SET PROBLEM: Copy all lines below exactly as written. Leave pictures out.

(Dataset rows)
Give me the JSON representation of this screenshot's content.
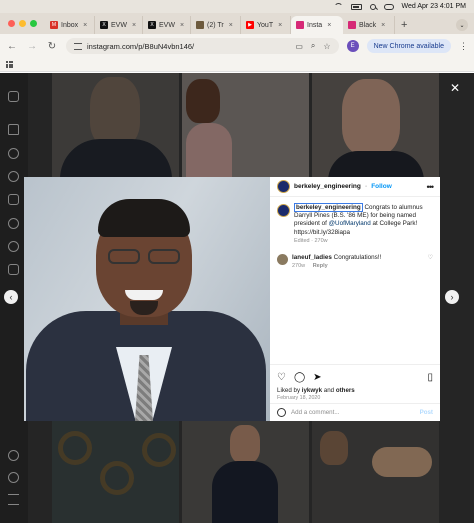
{
  "menubar": {
    "datetime": "Wed Apr 23  4:01 PM",
    "icons": [
      "wifi-icon",
      "battery-icon",
      "search-icon",
      "control-center-icon"
    ]
  },
  "tabs": [
    {
      "label": "Inbox",
      "icon": "gmail-icon",
      "color": "#d93025"
    },
    {
      "label": "EVW",
      "icon": "x-icon",
      "color": "#111111"
    },
    {
      "label": "EVW",
      "icon": "x-icon",
      "color": "#111111"
    },
    {
      "label": "(2) Tr",
      "icon": "site-icon",
      "color": "#6d5a3d"
    },
    {
      "label": "YouT",
      "icon": "youtube-icon",
      "color": "#ff0000"
    },
    {
      "label": "Insta",
      "icon": "instagram-icon",
      "color": "#d62976",
      "active": true
    },
    {
      "label": "Black",
      "icon": "instagram-icon",
      "color": "#d62976"
    }
  ],
  "navbar": {
    "url": "instagram.com/p/B8uN4vbn146/",
    "profile_initial": "E",
    "update_label": "New Chrome available"
  },
  "post": {
    "username": "berkeley_engineering",
    "follow_label": "Follow",
    "caption_user": "berkeley_engineering",
    "caption_part1": " Congrats to alumnus Darryll Pines (B.S. '86 ME) for being named president of ",
    "caption_mention": "@UofMaryland",
    "caption_part2": " at College Park! https://bit.ly/328iapa",
    "caption_meta": "Edited · 270w",
    "comment_user": "laneuf_ladies",
    "comment_text": " Congratulations!!",
    "comment_age": "270w",
    "comment_reply": "Reply",
    "liked_prefix": "Liked by ",
    "liked_user": "iykwyk",
    "liked_and": " and ",
    "liked_others": "others",
    "date": "February 18, 2020",
    "add_comment_placeholder": "Add a comment...",
    "post_label": "Post"
  }
}
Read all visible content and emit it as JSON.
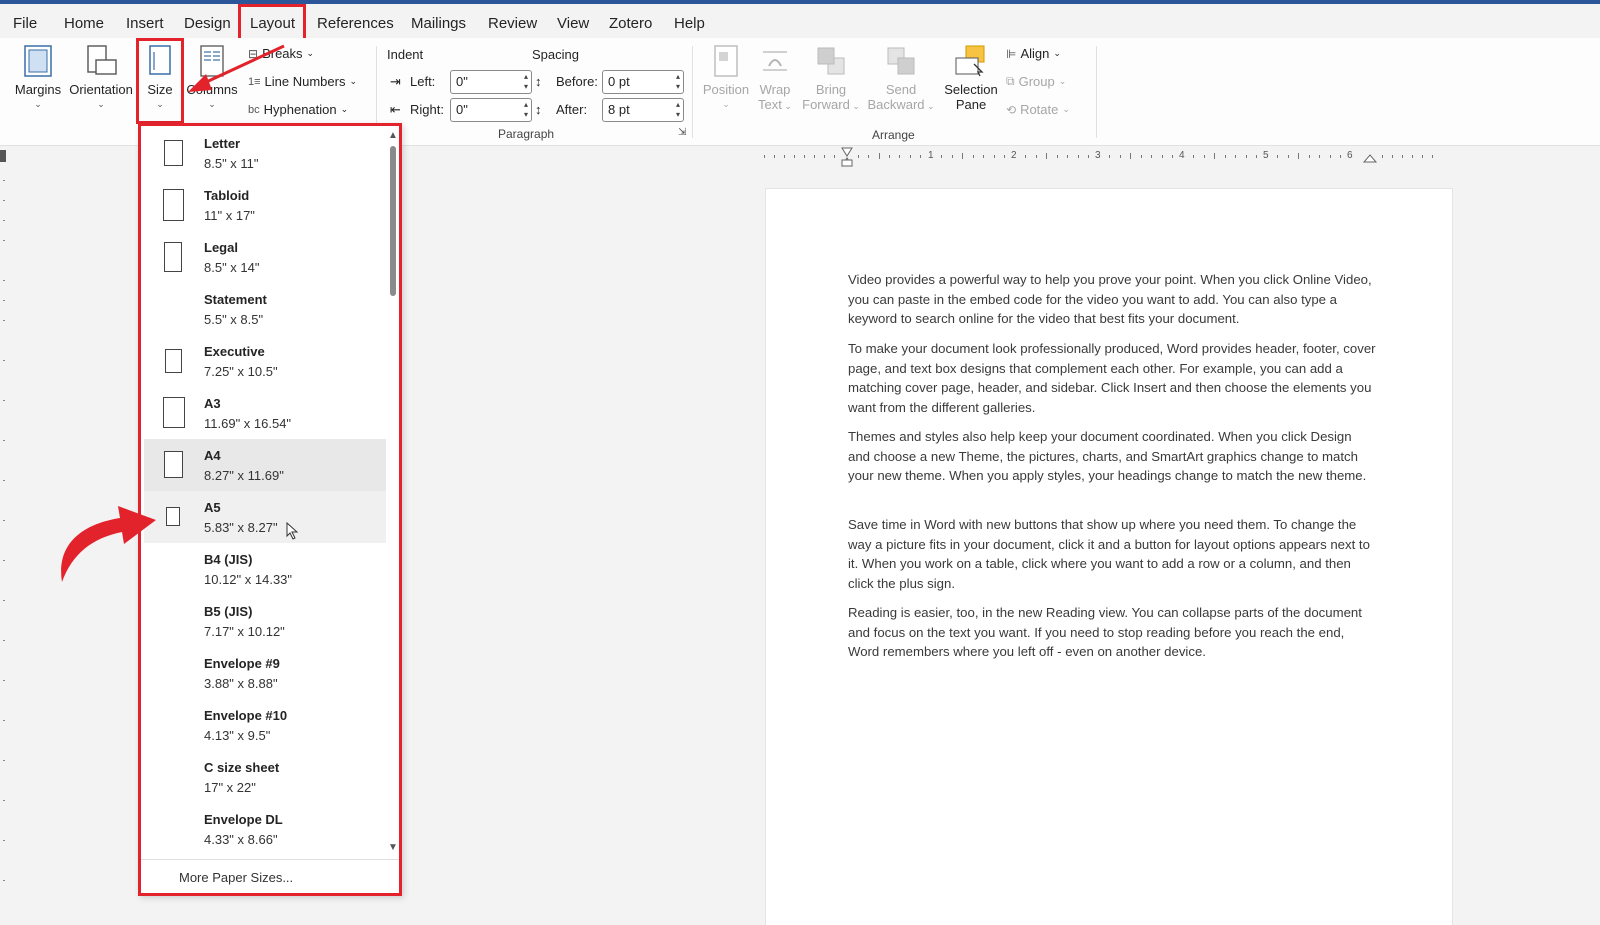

SOLUTION:
Give me the JSON representation of this screenshot's content.
{
  "menubar": {
    "datetime": "Wed Apr 23  4:01 PM",
    "icons": [
      "wifi-icon",
      "battery-icon",
      "search-icon",
      "control-center-icon"
    ]
  },
  "tabs": [
    {
      "label": "Inbox",
      "icon": "gmail-icon",
      "color": "#d93025"
    },
    {
      "label": "EVW",
      "icon": "x-icon",
      "color": "#111111"
    },
    {
      "label": "EVW",
      "icon": "x-icon",
      "color": "#111111"
    },
    {
      "label": "(2) Tr",
      "icon": "site-icon",
      "color": "#6d5a3d"
    },
    {
      "label": "YouT",
      "icon": "youtube-icon",
      "color": "#ff0000"
    },
    {
      "label": "Insta",
      "icon": "instagram-icon",
      "color": "#d62976",
      "active": true
    },
    {
      "label": "Black",
      "icon": "instagram-icon",
      "color": "#d62976"
    }
  ],
  "navbar": {
    "url": "instagram.com/p/B8uN4vbn146/",
    "profile_initial": "E",
    "update_label": "New Chrome available"
  },
  "post": {
    "username": "berkeley_engineering",
    "follow_label": "Follow",
    "caption_user": "berkeley_engineering",
    "caption_part1": " Congrats to alumnus Darryll Pines (B.S. '86 ME) for being named president of ",
    "caption_mention": "@UofMaryland",
    "caption_part2": " at College Park! https://bit.ly/328iapa",
    "caption_meta": "Edited · 270w",
    "comment_user": "laneuf_ladies",
    "comment_text": " Congratulations!!",
    "comment_age": "270w",
    "comment_reply": "Reply",
    "liked_prefix": "Liked by ",
    "liked_user": "iykwyk",
    "liked_and": " and ",
    "liked_others": "others",
    "date": "February 18, 2020",
    "add_comment_placeholder": "Add a comment...",
    "post_label": "Post"
  }
}
Read all visible content and emit it as JSON.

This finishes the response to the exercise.